[Instruction] Reproduce each line exactly.
-------
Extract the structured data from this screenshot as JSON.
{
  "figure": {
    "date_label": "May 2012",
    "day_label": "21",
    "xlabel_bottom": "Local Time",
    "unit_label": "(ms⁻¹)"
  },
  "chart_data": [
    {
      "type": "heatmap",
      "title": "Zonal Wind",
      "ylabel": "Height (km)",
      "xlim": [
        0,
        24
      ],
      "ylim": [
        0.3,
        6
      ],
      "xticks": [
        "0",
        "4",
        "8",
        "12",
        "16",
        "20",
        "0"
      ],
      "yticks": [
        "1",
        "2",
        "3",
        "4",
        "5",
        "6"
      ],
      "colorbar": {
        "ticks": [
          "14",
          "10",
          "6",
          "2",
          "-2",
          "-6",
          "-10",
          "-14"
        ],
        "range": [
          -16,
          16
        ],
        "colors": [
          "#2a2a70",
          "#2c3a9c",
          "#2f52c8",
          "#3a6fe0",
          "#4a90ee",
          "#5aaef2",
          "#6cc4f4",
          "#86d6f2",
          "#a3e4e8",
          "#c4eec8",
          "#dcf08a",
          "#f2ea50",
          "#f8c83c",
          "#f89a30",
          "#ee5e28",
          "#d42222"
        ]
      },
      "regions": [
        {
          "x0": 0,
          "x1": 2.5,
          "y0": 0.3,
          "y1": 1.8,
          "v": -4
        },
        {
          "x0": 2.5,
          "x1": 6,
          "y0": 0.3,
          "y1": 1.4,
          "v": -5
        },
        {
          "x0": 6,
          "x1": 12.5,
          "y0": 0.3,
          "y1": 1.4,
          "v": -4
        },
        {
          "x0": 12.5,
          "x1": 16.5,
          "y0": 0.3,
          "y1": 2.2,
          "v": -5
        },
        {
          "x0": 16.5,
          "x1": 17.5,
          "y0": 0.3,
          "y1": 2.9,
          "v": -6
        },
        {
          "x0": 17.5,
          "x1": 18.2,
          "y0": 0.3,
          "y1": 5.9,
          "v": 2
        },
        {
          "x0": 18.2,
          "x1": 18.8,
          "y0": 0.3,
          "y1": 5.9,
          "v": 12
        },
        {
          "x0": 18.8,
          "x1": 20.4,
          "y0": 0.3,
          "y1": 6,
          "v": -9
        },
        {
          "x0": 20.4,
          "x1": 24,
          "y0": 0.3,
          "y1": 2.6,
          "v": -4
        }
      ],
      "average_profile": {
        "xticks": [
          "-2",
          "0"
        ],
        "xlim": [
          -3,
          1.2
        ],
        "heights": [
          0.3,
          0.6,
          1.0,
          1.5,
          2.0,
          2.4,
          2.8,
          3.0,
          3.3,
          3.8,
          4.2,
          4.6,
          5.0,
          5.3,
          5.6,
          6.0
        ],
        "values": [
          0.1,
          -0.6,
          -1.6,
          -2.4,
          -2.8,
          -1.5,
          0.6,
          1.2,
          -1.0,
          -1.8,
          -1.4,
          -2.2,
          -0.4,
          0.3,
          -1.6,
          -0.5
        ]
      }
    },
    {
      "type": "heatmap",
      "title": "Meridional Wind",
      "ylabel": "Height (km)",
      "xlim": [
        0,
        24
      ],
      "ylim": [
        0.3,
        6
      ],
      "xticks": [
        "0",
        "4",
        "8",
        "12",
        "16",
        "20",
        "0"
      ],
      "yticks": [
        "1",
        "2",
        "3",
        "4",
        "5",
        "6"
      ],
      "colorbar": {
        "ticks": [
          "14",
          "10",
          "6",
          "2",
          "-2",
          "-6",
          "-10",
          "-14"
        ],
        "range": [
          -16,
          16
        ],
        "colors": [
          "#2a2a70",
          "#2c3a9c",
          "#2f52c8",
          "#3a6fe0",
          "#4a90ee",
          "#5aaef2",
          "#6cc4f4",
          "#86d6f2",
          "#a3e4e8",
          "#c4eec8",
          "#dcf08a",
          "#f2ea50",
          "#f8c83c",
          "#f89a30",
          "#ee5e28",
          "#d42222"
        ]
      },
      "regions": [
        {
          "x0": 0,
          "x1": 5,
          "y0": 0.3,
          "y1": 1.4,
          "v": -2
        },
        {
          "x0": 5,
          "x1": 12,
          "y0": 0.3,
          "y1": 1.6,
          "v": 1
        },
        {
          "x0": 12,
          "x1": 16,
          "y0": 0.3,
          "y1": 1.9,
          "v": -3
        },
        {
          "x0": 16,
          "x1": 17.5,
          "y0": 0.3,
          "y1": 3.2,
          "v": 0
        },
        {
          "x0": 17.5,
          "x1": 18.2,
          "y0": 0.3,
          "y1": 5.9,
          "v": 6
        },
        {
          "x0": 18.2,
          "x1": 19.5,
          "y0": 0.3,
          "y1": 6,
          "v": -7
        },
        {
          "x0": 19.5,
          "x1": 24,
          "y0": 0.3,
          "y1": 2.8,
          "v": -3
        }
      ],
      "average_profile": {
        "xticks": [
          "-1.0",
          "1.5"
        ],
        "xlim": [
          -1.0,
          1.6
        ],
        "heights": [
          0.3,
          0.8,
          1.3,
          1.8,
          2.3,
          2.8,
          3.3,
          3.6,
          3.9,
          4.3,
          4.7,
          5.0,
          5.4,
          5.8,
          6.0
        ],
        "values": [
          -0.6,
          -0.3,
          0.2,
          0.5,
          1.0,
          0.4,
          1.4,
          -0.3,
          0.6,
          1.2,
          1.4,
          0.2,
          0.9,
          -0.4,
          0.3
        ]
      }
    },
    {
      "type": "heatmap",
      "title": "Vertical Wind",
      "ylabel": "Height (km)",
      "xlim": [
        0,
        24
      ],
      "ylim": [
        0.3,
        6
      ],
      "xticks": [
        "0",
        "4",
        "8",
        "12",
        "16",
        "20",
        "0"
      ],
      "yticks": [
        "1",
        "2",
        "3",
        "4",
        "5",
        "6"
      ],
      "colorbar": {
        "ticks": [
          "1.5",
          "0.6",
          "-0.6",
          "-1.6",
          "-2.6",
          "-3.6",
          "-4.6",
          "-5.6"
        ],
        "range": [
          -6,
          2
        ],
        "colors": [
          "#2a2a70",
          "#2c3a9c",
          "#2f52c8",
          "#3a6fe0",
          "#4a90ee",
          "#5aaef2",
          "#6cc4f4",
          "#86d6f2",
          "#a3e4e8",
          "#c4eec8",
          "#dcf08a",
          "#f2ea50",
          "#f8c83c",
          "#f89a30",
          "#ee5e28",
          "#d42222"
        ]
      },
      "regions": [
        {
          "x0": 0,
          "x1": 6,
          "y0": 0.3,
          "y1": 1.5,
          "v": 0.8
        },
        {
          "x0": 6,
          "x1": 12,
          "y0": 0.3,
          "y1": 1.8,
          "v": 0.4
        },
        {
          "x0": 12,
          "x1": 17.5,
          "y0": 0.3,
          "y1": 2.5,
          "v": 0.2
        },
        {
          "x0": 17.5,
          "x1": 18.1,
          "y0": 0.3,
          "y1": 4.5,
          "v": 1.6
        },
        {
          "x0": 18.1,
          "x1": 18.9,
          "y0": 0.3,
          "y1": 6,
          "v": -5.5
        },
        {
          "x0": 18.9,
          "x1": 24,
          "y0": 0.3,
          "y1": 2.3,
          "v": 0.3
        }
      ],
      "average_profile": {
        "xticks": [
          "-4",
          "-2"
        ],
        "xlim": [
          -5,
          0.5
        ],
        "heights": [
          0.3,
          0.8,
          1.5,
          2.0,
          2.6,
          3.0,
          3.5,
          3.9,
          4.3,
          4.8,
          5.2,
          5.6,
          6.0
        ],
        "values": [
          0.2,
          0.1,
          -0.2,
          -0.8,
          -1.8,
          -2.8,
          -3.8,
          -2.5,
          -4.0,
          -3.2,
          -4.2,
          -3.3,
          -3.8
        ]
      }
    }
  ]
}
-------
[Complete output]
Extract the structured data from this screenshot as JSON.
{
  "figure": {
    "date_label": "May 2012",
    "day_label": "21",
    "xlabel_bottom": "Local Time",
    "unit_label": "(ms⁻¹)"
  },
  "chart_data": [
    {
      "type": "heatmap",
      "title": "Zonal Wind",
      "ylabel": "Height (km)",
      "xlim": [
        0,
        24
      ],
      "ylim": [
        0.3,
        6
      ],
      "xticks": [
        "0",
        "4",
        "8",
        "12",
        "16",
        "20",
        "0"
      ],
      "yticks": [
        "1",
        "2",
        "3",
        "4",
        "5",
        "6"
      ],
      "colorbar": {
        "ticks": [
          "14",
          "10",
          "6",
          "2",
          "-2",
          "-6",
          "-10",
          "-14"
        ],
        "range": [
          -16,
          16
        ],
        "colors": [
          "#2a2a70",
          "#2c3a9c",
          "#2f52c8",
          "#3a6fe0",
          "#4a90ee",
          "#5aaef2",
          "#6cc4f4",
          "#86d6f2",
          "#a3e4e8",
          "#c4eec8",
          "#dcf08a",
          "#f2ea50",
          "#f8c83c",
          "#f89a30",
          "#ee5e28",
          "#d42222"
        ]
      },
      "regions": [
        {
          "x0": 0,
          "x1": 2.5,
          "y0": 0.3,
          "y1": 1.8,
          "v": -4
        },
        {
          "x0": 2.5,
          "x1": 6,
          "y0": 0.3,
          "y1": 1.4,
          "v": -5
        },
        {
          "x0": 6,
          "x1": 12.5,
          "y0": 0.3,
          "y1": 1.4,
          "v": -4
        },
        {
          "x0": 12.5,
          "x1": 16.5,
          "y0": 0.3,
          "y1": 2.2,
          "v": -5
        },
        {
          "x0": 16.5,
          "x1": 17.5,
          "y0": 0.3,
          "y1": 2.9,
          "v": -6
        },
        {
          "x0": 17.5,
          "x1": 18.2,
          "y0": 0.3,
          "y1": 5.9,
          "v": 2
        },
        {
          "x0": 18.2,
          "x1": 18.8,
          "y0": 0.3,
          "y1": 5.9,
          "v": 12
        },
        {
          "x0": 18.8,
          "x1": 20.4,
          "y0": 0.3,
          "y1": 6,
          "v": -9
        },
        {
          "x0": 20.4,
          "x1": 24,
          "y0": 0.3,
          "y1": 2.6,
          "v": -4
        }
      ],
      "average_profile": {
        "xticks": [
          "-2",
          "0"
        ],
        "xlim": [
          -3,
          1.2
        ],
        "heights": [
          0.3,
          0.6,
          1.0,
          1.5,
          2.0,
          2.4,
          2.8,
          3.0,
          3.3,
          3.8,
          4.2,
          4.6,
          5.0,
          5.3,
          5.6,
          6.0
        ],
        "values": [
          0.1,
          -0.6,
          -1.6,
          -2.4,
          -2.8,
          -1.5,
          0.6,
          1.2,
          -1.0,
          -1.8,
          -1.4,
          -2.2,
          -0.4,
          0.3,
          -1.6,
          -0.5
        ]
      }
    },
    {
      "type": "heatmap",
      "title": "Meridional Wind",
      "ylabel": "Height (km)",
      "xlim": [
        0,
        24
      ],
      "ylim": [
        0.3,
        6
      ],
      "xticks": [
        "0",
        "4",
        "8",
        "12",
        "16",
        "20",
        "0"
      ],
      "yticks": [
        "1",
        "2",
        "3",
        "4",
        "5",
        "6"
      ],
      "colorbar": {
        "ticks": [
          "14",
          "10",
          "6",
          "2",
          "-2",
          "-6",
          "-10",
          "-14"
        ],
        "range": [
          -16,
          16
        ],
        "colors": [
          "#2a2a70",
          "#2c3a9c",
          "#2f52c8",
          "#3a6fe0",
          "#4a90ee",
          "#5aaef2",
          "#6cc4f4",
          "#86d6f2",
          "#a3e4e8",
          "#c4eec8",
          "#dcf08a",
          "#f2ea50",
          "#f8c83c",
          "#f89a30",
          "#ee5e28",
          "#d42222"
        ]
      },
      "regions": [
        {
          "x0": 0,
          "x1": 5,
          "y0": 0.3,
          "y1": 1.4,
          "v": -2
        },
        {
          "x0": 5,
          "x1": 12,
          "y0": 0.3,
          "y1": 1.6,
          "v": 1
        },
        {
          "x0": 12,
          "x1": 16,
          "y0": 0.3,
          "y1": 1.9,
          "v": -3
        },
        {
          "x0": 16,
          "x1": 17.5,
          "y0": 0.3,
          "y1": 3.2,
          "v": 0
        },
        {
          "x0": 17.5,
          "x1": 18.2,
          "y0": 0.3,
          "y1": 5.9,
          "v": 6
        },
        {
          "x0": 18.2,
          "x1": 19.5,
          "y0": 0.3,
          "y1": 6,
          "v": -7
        },
        {
          "x0": 19.5,
          "x1": 24,
          "y0": 0.3,
          "y1": 2.8,
          "v": -3
        }
      ],
      "average_profile": {
        "xticks": [
          "-1.0",
          "1.5"
        ],
        "xlim": [
          -1.0,
          1.6
        ],
        "heights": [
          0.3,
          0.8,
          1.3,
          1.8,
          2.3,
          2.8,
          3.3,
          3.6,
          3.9,
          4.3,
          4.7,
          5.0,
          5.4,
          5.8,
          6.0
        ],
        "values": [
          -0.6,
          -0.3,
          0.2,
          0.5,
          1.0,
          0.4,
          1.4,
          -0.3,
          0.6,
          1.2,
          1.4,
          0.2,
          0.9,
          -0.4,
          0.3
        ]
      }
    },
    {
      "type": "heatmap",
      "title": "Vertical Wind",
      "ylabel": "Height (km)",
      "xlim": [
        0,
        24
      ],
      "ylim": [
        0.3,
        6
      ],
      "xticks": [
        "0",
        "4",
        "8",
        "12",
        "16",
        "20",
        "0"
      ],
      "yticks": [
        "1",
        "2",
        "3",
        "4",
        "5",
        "6"
      ],
      "colorbar": {
        "ticks": [
          "1.5",
          "0.6",
          "-0.6",
          "-1.6",
          "-2.6",
          "-3.6",
          "-4.6",
          "-5.6"
        ],
        "range": [
          -6,
          2
        ],
        "colors": [
          "#2a2a70",
          "#2c3a9c",
          "#2f52c8",
          "#3a6fe0",
          "#4a90ee",
          "#5aaef2",
          "#6cc4f4",
          "#86d6f2",
          "#a3e4e8",
          "#c4eec8",
          "#dcf08a",
          "#f2ea50",
          "#f8c83c",
          "#f89a30",
          "#ee5e28",
          "#d42222"
        ]
      },
      "regions": [
        {
          "x0": 0,
          "x1": 6,
          "y0": 0.3,
          "y1": 1.5,
          "v": 0.8
        },
        {
          "x0": 6,
          "x1": 12,
          "y0": 0.3,
          "y1": 1.8,
          "v": 0.4
        },
        {
          "x0": 12,
          "x1": 17.5,
          "y0": 0.3,
          "y1": 2.5,
          "v": 0.2
        },
        {
          "x0": 17.5,
          "x1": 18.1,
          "y0": 0.3,
          "y1": 4.5,
          "v": 1.6
        },
        {
          "x0": 18.1,
          "x1": 18.9,
          "y0": 0.3,
          "y1": 6,
          "v": -5.5
        },
        {
          "x0": 18.9,
          "x1": 24,
          "y0": 0.3,
          "y1": 2.3,
          "v": 0.3
        }
      ],
      "average_profile": {
        "xticks": [
          "-4",
          "-2"
        ],
        "xlim": [
          -5,
          0.5
        ],
        "heights": [
          0.3,
          0.8,
          1.5,
          2.0,
          2.6,
          3.0,
          3.5,
          3.9,
          4.3,
          4.8,
          5.2,
          5.6,
          6.0
        ],
        "values": [
          0.2,
          0.1,
          -0.2,
          -0.8,
          -1.8,
          -2.8,
          -3.8,
          -2.5,
          -4.0,
          -3.2,
          -4.2,
          -3.3,
          -3.8
        ]
      }
    }
  ]
}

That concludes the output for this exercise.